**Exercise directions**:
Report only the number of lines in the records that contain the word "Best".

(Records from a collection)
=-=-=

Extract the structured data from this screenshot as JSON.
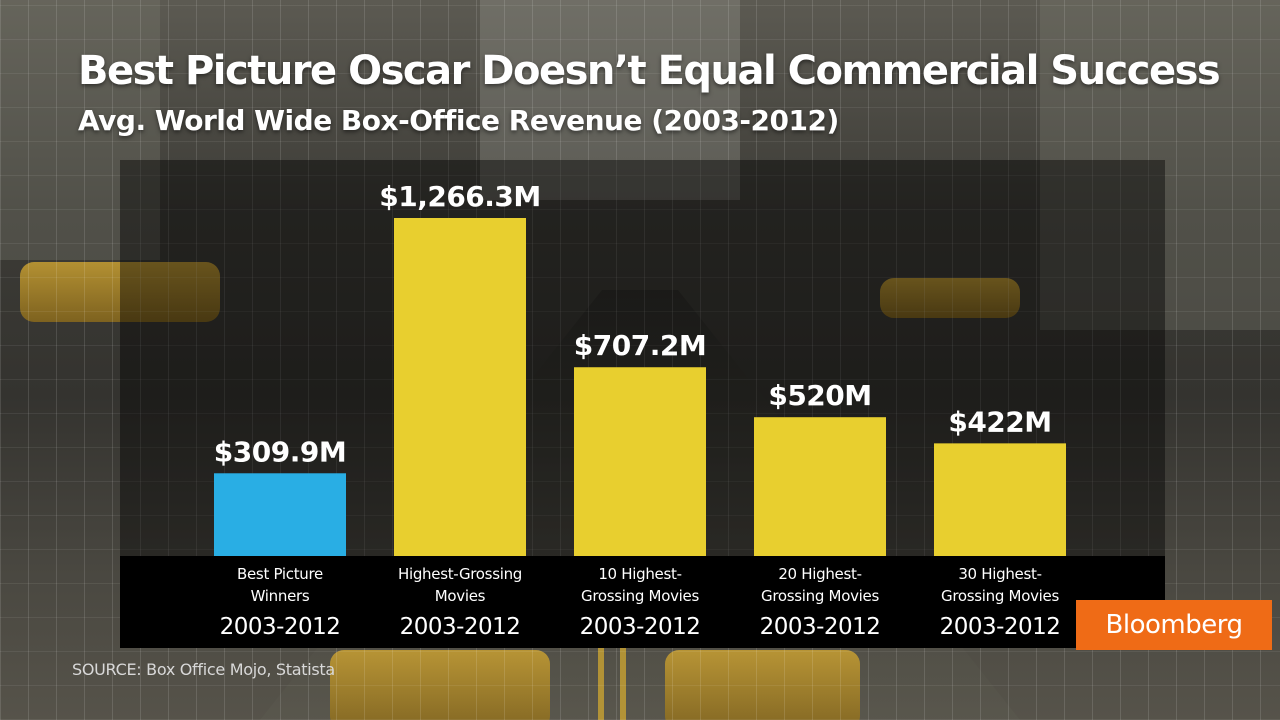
{
  "header": {
    "title": "Best Picture Oscar Doesn’t Equal Commercial Success",
    "subtitle": "Avg. World Wide Box-Office Revenue (2003-2012)"
  },
  "chart_data": {
    "type": "bar",
    "categories": [
      {
        "line1": "Best Picture",
        "line2": "Winners",
        "period": "2003-2012"
      },
      {
        "line1": "Highest-Grossing",
        "line2": "Movies",
        "period": "2003-2012"
      },
      {
        "line1": "10 Highest-",
        "line2": "Grossing Movies",
        "period": "2003-2012"
      },
      {
        "line1": "20 Highest-",
        "line2": "Grossing Movies",
        "period": "2003-2012"
      },
      {
        "line1": "30 Highest-",
        "line2": "Grossing Movies",
        "period": "2003-2012"
      }
    ],
    "values": [
      309.9,
      1266.3,
      707.2,
      520,
      422
    ],
    "data_labels": [
      "$309.9M",
      "$1,266.3M",
      "$707.2M",
      "$520M",
      "$422M"
    ],
    "unit": "$M",
    "ylim": [
      0,
      1266.3
    ],
    "grid": false,
    "colors": [
      "#29aee4",
      "#e8cf2f",
      "#e8cf2f",
      "#e8cf2f",
      "#e8cf2f"
    ]
  },
  "footer": {
    "source": "SOURCE:  Box Office Mojo, Statista",
    "logo": "Bloomberg"
  },
  "colors": {
    "highlight_bar": "#29aee4",
    "bar": "#e8cf2f",
    "logo_bg": "#ef6b16"
  }
}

=-=-=

**Final result**:
2